Stored entries

— begin —

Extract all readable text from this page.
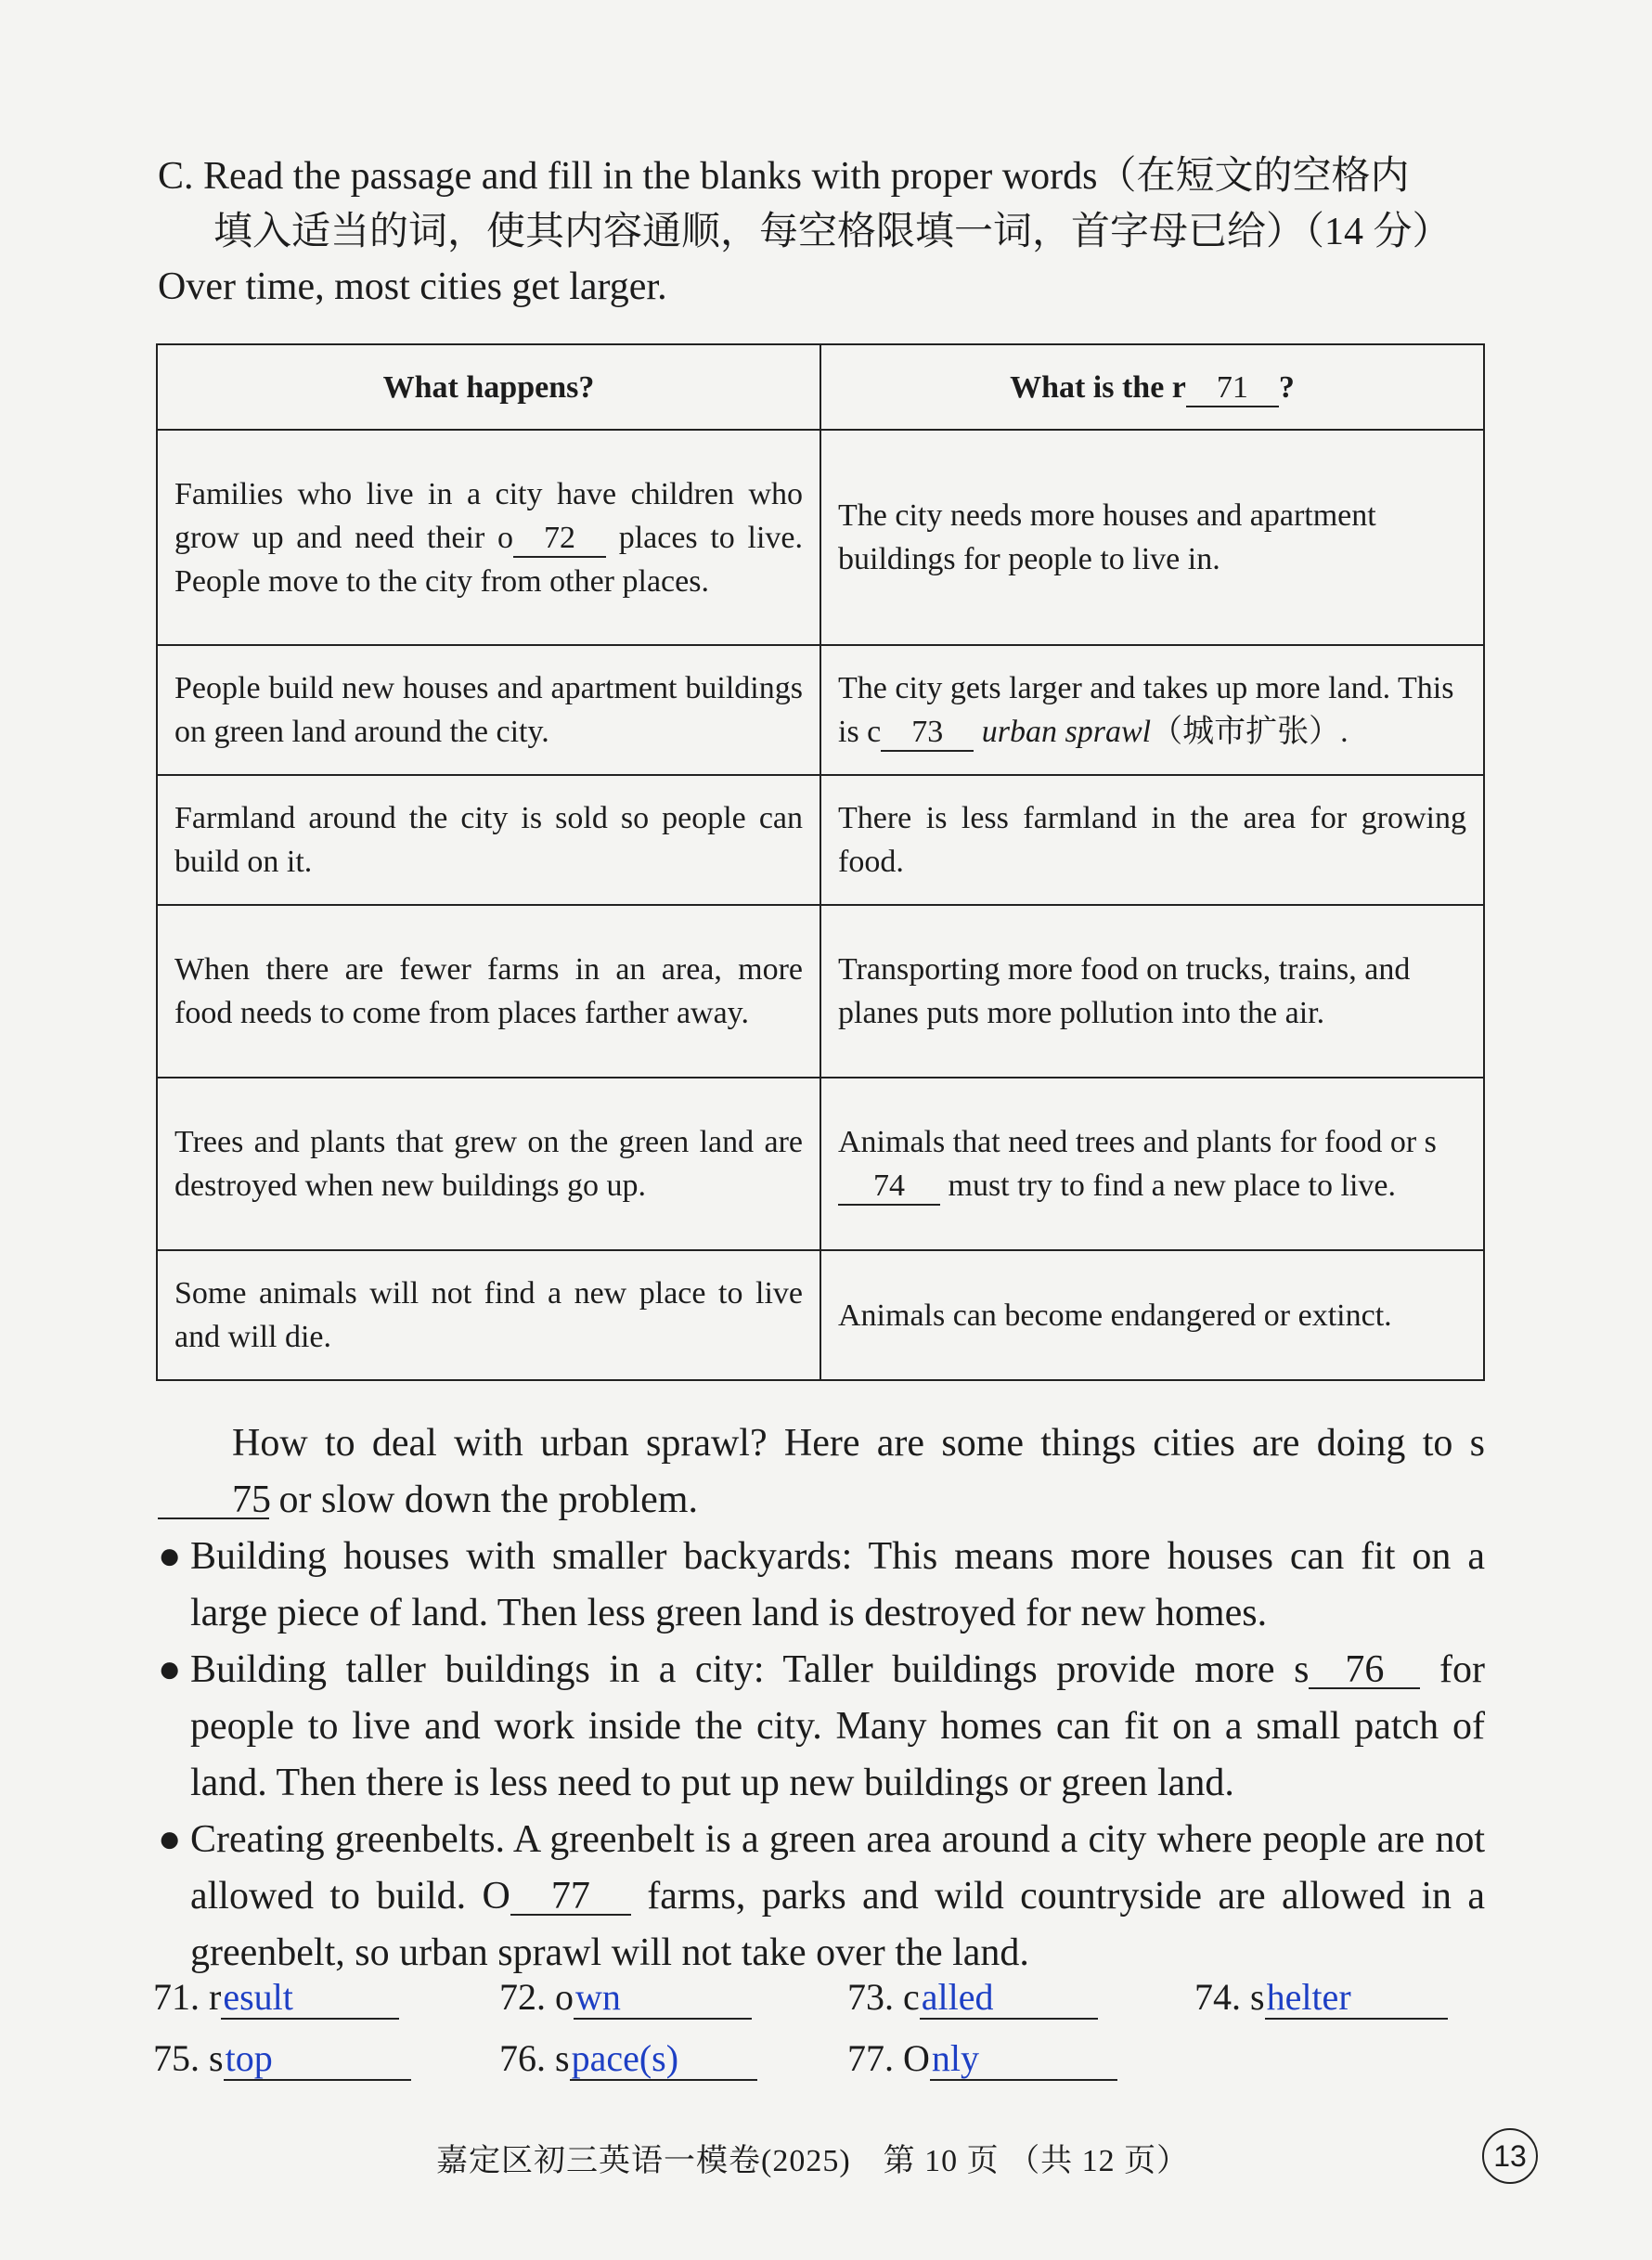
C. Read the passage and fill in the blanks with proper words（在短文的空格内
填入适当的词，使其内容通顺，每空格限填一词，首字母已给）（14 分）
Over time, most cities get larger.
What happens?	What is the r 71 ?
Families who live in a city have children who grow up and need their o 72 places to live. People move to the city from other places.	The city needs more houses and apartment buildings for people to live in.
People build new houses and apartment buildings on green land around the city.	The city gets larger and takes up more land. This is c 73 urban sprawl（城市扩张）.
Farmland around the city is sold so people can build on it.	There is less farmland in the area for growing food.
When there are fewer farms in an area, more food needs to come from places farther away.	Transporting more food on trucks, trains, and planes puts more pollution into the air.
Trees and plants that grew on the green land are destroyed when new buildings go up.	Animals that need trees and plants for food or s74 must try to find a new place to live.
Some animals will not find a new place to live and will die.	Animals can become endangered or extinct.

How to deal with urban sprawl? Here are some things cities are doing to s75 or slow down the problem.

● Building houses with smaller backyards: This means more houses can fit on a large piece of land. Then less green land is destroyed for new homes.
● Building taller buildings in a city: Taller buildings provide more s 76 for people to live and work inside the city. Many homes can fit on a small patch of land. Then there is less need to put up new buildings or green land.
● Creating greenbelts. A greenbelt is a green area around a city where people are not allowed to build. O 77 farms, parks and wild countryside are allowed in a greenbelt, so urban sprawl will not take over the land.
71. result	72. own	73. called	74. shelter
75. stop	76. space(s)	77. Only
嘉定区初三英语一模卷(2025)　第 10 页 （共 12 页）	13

— end —

INSTRUCTIONS TO FOLLOW
Set each line of the records down exactly, leaving every picture out.

RESPONSE BELOW
Extract all readable text from this page.
C. Read the passage and fill in the blanks with proper words（在短文的空格内
填入适当的词，使其内容通顺，每空格限填一词，首字母已给）（14 分）
Over time, most cities get larger.
What happens?	What is the r 71 ?
Families who live in a city have children who grow up and need their o 72 places to live. People move to the city from other places.	The city needs more houses and apartment buildings for people to live in.
People build new houses and apartment buildings on green land around the city.	The city gets larger and takes up more land. This is c 73 urban sprawl（城市扩张）.
Farmland around the city is sold so people can build on it.	There is less farmland in the area for growing food.
When there are fewer farms in an area, more food needs to come from places farther away.	Transporting more food on trucks, trains, and planes puts more pollution into the air.
Trees and plants that grew on the green land are destroyed when new buildings go up.	Animals that need trees and plants for food or s74 must try to find a new place to live.
Some animals will not find a new place to live and will die.	Animals can become endangered or extinct.

How to deal with urban sprawl? Here are some things cities are doing to s75 or slow down the problem.

● Building houses with smaller backyards: This means more houses can fit on a large piece of land. Then less green land is destroyed for new homes.
● Building taller buildings in a city: Taller buildings provide more s 76 for people to live and work inside the city. Many homes can fit on a small patch of land. Then there is less need to put up new buildings or green land.
● Creating greenbelts. A greenbelt is a green area around a city where people are not allowed to build. O 77 farms, parks and wild countryside are allowed in a greenbelt, so urban sprawl will not take over the land.
71. result	72. own	73. called	74. shelter
75. stop	76. space(s)	77. Only
嘉定区初三英语一模卷(2025)　第 10 页 （共 12 页）	13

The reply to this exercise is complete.